Reproduce the records below exactly as given.

Collected data entries
--------------------------------------------------

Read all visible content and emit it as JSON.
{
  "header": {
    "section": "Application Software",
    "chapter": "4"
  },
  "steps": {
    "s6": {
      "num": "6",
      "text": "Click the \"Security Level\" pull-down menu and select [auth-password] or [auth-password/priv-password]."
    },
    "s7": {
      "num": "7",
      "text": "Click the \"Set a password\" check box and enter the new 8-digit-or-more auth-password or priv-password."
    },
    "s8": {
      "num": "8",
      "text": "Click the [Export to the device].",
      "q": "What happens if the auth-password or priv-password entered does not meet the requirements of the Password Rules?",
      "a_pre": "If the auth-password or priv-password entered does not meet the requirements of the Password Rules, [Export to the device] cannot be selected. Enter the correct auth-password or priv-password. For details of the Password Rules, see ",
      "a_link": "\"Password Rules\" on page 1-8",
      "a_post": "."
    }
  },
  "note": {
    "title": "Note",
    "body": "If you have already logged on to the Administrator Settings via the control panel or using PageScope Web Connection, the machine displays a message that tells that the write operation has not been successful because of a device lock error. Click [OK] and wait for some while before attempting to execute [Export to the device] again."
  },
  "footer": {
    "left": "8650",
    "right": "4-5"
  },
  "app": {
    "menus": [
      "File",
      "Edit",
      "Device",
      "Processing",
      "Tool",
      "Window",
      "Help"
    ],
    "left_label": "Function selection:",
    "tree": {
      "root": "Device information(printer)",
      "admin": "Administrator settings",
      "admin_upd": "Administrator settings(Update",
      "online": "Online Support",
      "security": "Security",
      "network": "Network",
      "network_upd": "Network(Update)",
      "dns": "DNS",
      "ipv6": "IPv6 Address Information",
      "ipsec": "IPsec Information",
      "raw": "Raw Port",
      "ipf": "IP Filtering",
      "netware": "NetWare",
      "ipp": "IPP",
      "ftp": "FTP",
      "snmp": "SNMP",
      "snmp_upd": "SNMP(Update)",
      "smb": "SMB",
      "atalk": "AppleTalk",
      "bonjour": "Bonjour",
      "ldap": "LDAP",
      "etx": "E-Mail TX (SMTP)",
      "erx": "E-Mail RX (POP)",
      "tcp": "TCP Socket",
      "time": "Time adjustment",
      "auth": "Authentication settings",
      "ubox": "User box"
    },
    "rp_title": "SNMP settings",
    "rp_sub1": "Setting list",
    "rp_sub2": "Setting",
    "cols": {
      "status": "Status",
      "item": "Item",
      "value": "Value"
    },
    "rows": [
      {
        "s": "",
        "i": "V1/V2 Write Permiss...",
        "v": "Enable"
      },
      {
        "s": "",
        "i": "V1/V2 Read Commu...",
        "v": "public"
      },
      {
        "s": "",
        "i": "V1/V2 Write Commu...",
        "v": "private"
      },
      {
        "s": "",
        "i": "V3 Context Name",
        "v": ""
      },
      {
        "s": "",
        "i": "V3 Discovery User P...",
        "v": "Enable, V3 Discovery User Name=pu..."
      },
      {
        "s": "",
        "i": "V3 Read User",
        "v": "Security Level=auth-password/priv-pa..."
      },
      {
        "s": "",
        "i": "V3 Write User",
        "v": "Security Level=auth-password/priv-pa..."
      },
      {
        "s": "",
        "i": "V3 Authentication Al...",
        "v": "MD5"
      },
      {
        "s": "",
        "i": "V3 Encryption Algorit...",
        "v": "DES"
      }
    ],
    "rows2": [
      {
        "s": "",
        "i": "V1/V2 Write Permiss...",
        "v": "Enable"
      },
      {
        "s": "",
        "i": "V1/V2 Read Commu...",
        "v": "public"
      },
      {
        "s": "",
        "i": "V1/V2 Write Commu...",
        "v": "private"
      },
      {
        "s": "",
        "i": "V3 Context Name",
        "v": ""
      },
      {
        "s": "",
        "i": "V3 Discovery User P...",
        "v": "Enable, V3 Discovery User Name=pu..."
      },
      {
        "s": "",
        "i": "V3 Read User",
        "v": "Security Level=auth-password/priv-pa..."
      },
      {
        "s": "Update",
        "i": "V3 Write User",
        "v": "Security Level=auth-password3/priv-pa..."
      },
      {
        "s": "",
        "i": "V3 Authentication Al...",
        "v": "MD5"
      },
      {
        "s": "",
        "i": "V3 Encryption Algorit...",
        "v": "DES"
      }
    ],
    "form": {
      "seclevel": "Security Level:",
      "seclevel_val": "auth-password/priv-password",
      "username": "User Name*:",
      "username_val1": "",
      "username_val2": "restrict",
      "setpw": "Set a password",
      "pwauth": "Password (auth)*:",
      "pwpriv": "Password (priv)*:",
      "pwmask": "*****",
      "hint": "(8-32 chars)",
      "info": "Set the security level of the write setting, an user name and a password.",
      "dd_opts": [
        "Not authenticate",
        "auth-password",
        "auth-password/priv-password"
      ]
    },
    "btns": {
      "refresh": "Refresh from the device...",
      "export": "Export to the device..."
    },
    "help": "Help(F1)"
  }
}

--------------------------------------------------

> _RESULT FOR THIS EXERCISE_:
Read all visible content and emit it as JSON.
{
  "header": {
    "section": "Application Software",
    "chapter": "4"
  },
  "steps": {
    "s6": {
      "num": "6",
      "text": "Click the \"Security Level\" pull-down menu and select [auth-password] or [auth-password/priv-password]."
    },
    "s7": {
      "num": "7",
      "text": "Click the \"Set a password\" check box and enter the new 8-digit-or-more auth-password or priv-password."
    },
    "s8": {
      "num": "8",
      "text": "Click the [Export to the device].",
      "q": "What happens if the auth-password or priv-password entered does not meet the requirements of the Password Rules?",
      "a_pre": "If the auth-password or priv-password entered does not meet the requirements of the Password Rules, [Export to the device] cannot be selected. Enter the correct auth-password or priv-password. For details of the Password Rules, see ",
      "a_link": "\"Password Rules\" on page 1-8",
      "a_post": "."
    }
  },
  "note": {
    "title": "Note",
    "body": "If you have already logged on to the Administrator Settings via the control panel or using PageScope Web Connection, the machine displays a message that tells that the write operation has not been successful because of a device lock error. Click [OK] and wait for some while before attempting to execute [Export to the device] again."
  },
  "footer": {
    "left": "8650",
    "right": "4-5"
  },
  "app": {
    "menus": [
      "File",
      "Edit",
      "Device",
      "Processing",
      "Tool",
      "Window",
      "Help"
    ],
    "left_label": "Function selection:",
    "tree": {
      "root": "Device information(printer)",
      "admin": "Administrator settings",
      "admin_upd": "Administrator settings(Update",
      "online": "Online Support",
      "security": "Security",
      "network": "Network",
      "network_upd": "Network(Update)",
      "dns": "DNS",
      "ipv6": "IPv6 Address Information",
      "ipsec": "IPsec Information",
      "raw": "Raw Port",
      "ipf": "IP Filtering",
      "netware": "NetWare",
      "ipp": "IPP",
      "ftp": "FTP",
      "snmp": "SNMP",
      "snmp_upd": "SNMP(Update)",
      "smb": "SMB",
      "atalk": "AppleTalk",
      "bonjour": "Bonjour",
      "ldap": "LDAP",
      "etx": "E-Mail TX (SMTP)",
      "erx": "E-Mail RX (POP)",
      "tcp": "TCP Socket",
      "time": "Time adjustment",
      "auth": "Authentication settings",
      "ubox": "User box"
    },
    "rp_title": "SNMP settings",
    "rp_sub1": "Setting list",
    "rp_sub2": "Setting",
    "cols": {
      "status": "Status",
      "item": "Item",
      "value": "Value"
    },
    "rows": [
      {
        "s": "",
        "i": "V1/V2 Write Permiss...",
        "v": "Enable"
      },
      {
        "s": "",
        "i": "V1/V2 Read Commu...",
        "v": "public"
      },
      {
        "s": "",
        "i": "V1/V2 Write Commu...",
        "v": "private"
      },
      {
        "s": "",
        "i": "V3 Context Name",
        "v": ""
      },
      {
        "s": "",
        "i": "V3 Discovery User P...",
        "v": "Enable, V3 Discovery User Name=pu..."
      },
      {
        "s": "",
        "i": "V3 Read User",
        "v": "Security Level=auth-password/priv-pa..."
      },
      {
        "s": "",
        "i": "V3 Write User",
        "v": "Security Level=auth-password/priv-pa..."
      },
      {
        "s": "",
        "i": "V3 Authentication Al...",
        "v": "MD5"
      },
      {
        "s": "",
        "i": "V3 Encryption Algorit...",
        "v": "DES"
      }
    ],
    "rows2": [
      {
        "s": "",
        "i": "V1/V2 Write Permiss...",
        "v": "Enable"
      },
      {
        "s": "",
        "i": "V1/V2 Read Commu...",
        "v": "public"
      },
      {
        "s": "",
        "i": "V1/V2 Write Commu...",
        "v": "private"
      },
      {
        "s": "",
        "i": "V3 Context Name",
        "v": ""
      },
      {
        "s": "",
        "i": "V3 Discovery User P...",
        "v": "Enable, V3 Discovery User Name=pu..."
      },
      {
        "s": "",
        "i": "V3 Read User",
        "v": "Security Level=auth-password/priv-pa..."
      },
      {
        "s": "Update",
        "i": "V3 Write User",
        "v": "Security Level=auth-password3/priv-pa..."
      },
      {
        "s": "",
        "i": "V3 Authentication Al...",
        "v": "MD5"
      },
      {
        "s": "",
        "i": "V3 Encryption Algorit...",
        "v": "DES"
      }
    ],
    "form": {
      "seclevel": "Security Level:",
      "seclevel_val": "auth-password/priv-password",
      "username": "User Name*:",
      "username_val1": "",
      "username_val2": "restrict",
      "setpw": "Set a password",
      "pwauth": "Password (auth)*:",
      "pwpriv": "Password (priv)*:",
      "pwmask": "*****",
      "hint": "(8-32 chars)",
      "info": "Set the security level of the write setting, an user name and a password.",
      "dd_opts": [
        "Not authenticate",
        "auth-password",
        "auth-password/priv-password"
      ]
    },
    "btns": {
      "refresh": "Refresh from the device...",
      "export": "Export to the device..."
    },
    "help": "Help(F1)"
  }
}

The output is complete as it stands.